------ The input

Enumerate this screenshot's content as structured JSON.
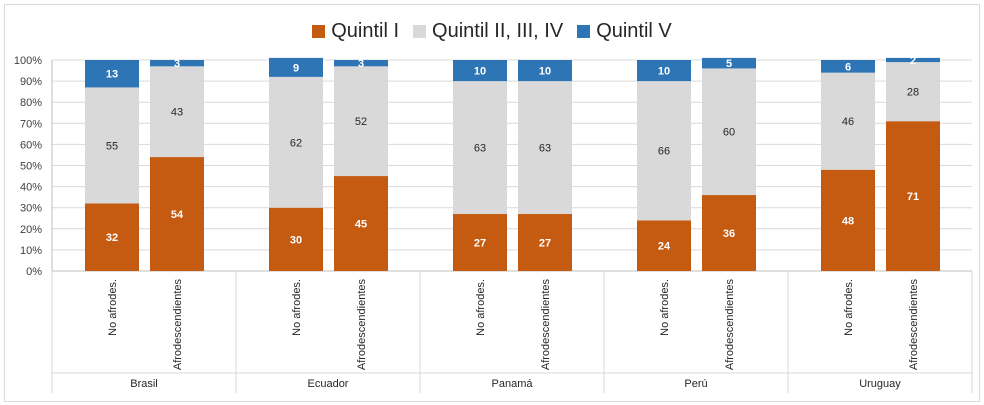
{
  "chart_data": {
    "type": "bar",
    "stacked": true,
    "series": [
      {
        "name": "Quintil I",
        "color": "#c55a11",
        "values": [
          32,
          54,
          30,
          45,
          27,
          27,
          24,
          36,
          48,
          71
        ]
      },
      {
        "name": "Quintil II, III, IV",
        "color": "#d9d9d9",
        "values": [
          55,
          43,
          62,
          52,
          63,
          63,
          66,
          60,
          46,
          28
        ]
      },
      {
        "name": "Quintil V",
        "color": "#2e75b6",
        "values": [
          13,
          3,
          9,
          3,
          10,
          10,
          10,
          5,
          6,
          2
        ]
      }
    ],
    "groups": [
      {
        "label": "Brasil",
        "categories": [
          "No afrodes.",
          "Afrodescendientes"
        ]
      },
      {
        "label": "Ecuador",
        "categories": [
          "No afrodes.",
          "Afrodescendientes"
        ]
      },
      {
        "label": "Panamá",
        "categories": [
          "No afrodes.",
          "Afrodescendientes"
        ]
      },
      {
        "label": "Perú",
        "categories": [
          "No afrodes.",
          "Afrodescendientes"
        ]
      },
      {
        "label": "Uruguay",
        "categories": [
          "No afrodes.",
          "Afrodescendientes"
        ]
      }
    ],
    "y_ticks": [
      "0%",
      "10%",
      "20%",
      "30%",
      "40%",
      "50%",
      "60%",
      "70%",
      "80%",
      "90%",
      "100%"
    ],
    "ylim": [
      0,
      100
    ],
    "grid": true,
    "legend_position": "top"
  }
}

------------
------ The input

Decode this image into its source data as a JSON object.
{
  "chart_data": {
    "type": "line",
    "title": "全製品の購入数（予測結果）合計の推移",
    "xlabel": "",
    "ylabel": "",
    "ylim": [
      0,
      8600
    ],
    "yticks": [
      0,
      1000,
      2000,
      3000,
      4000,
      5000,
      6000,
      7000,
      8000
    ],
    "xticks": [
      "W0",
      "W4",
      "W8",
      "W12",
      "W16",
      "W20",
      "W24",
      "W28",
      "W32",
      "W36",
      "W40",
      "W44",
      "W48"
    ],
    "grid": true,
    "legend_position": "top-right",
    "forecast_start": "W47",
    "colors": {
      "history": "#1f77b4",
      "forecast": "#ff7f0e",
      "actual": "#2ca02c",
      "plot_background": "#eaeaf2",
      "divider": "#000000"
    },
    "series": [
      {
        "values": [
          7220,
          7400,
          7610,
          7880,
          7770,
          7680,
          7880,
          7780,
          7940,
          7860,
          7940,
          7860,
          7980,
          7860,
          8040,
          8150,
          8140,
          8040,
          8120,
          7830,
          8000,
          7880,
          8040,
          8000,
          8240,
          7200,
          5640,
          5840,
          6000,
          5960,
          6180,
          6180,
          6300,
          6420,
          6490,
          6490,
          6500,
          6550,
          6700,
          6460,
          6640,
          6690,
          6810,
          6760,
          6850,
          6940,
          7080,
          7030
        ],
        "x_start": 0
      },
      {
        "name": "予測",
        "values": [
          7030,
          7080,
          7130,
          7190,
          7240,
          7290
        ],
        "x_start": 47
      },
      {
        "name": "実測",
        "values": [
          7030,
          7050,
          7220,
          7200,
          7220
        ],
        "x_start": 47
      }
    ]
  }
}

------------
------ The input

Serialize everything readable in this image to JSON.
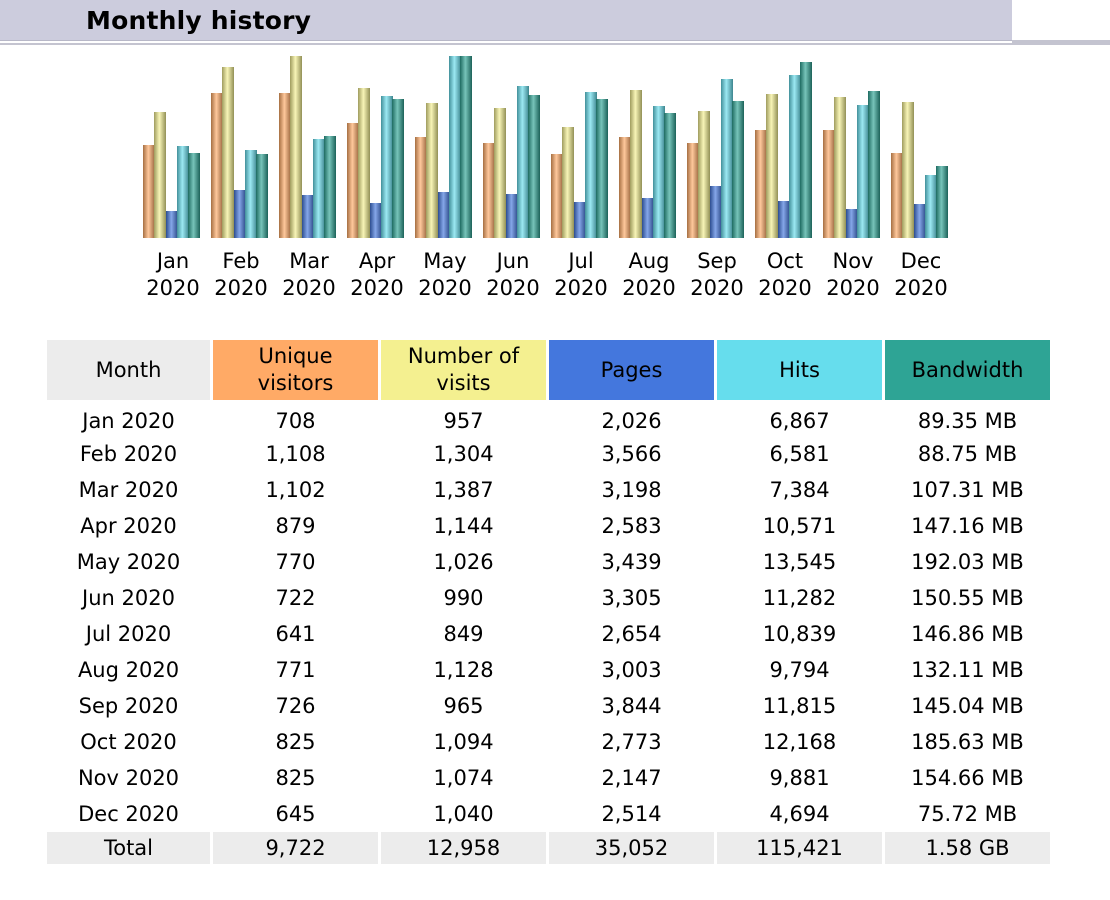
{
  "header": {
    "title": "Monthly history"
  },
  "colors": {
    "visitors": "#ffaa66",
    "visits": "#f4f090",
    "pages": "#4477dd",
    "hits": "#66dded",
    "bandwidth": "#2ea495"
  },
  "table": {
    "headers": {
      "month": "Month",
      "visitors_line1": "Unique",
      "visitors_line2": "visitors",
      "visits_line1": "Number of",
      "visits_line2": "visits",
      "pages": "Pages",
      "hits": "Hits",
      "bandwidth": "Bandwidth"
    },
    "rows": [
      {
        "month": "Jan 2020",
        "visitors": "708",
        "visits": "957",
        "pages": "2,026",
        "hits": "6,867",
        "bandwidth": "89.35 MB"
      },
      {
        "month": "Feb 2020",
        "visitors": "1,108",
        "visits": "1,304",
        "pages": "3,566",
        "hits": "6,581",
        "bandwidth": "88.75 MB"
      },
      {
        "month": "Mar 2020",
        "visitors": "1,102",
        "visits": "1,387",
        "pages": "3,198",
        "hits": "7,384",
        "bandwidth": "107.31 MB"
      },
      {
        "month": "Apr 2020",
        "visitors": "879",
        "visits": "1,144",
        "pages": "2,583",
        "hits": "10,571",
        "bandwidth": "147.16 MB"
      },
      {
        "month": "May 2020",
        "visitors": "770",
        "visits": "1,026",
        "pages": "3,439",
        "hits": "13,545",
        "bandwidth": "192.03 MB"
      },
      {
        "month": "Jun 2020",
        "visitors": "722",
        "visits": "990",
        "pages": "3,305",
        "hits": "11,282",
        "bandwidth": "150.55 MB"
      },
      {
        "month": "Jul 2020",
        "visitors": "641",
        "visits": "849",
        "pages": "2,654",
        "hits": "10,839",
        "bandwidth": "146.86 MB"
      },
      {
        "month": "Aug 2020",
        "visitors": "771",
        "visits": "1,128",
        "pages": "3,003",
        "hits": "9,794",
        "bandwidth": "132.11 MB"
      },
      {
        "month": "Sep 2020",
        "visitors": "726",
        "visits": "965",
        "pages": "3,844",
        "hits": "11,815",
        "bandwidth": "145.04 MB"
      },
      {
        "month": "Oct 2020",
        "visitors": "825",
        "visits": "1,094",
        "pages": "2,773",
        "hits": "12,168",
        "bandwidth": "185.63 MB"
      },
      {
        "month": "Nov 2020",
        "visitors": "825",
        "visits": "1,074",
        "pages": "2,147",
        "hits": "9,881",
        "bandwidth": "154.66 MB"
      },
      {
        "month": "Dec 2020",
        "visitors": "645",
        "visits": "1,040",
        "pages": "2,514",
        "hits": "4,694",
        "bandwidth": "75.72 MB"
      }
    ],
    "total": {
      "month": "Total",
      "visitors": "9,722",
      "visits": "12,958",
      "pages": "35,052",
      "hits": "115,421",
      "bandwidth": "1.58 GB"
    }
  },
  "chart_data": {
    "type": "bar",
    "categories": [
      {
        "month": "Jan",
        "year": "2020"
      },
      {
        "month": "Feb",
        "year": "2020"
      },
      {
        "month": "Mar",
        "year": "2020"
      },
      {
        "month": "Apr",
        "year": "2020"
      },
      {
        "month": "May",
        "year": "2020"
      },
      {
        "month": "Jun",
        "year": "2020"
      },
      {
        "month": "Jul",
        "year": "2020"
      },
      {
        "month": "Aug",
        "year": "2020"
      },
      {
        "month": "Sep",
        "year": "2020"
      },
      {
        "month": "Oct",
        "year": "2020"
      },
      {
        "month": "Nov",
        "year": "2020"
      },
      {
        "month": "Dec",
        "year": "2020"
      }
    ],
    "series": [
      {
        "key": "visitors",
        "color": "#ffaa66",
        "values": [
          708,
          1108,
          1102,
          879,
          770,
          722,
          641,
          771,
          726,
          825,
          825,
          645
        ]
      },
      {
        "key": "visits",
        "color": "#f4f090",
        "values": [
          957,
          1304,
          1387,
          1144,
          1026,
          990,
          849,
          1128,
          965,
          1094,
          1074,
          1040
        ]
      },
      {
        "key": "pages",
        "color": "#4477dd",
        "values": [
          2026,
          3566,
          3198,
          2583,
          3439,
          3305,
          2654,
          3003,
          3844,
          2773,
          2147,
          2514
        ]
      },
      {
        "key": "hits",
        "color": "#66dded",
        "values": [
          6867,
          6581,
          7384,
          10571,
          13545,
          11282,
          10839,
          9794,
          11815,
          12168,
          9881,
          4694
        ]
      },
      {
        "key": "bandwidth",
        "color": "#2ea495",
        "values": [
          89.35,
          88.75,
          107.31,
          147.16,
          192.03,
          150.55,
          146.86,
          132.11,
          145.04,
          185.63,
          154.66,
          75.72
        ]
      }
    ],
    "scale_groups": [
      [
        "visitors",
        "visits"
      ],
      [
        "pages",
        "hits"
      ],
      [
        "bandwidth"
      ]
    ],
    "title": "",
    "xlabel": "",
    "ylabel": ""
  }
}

------------

- What you need to do: Check each line of the records for the string "image" and state how many lines contain it. Give only the number.

- Output for this exercise: 2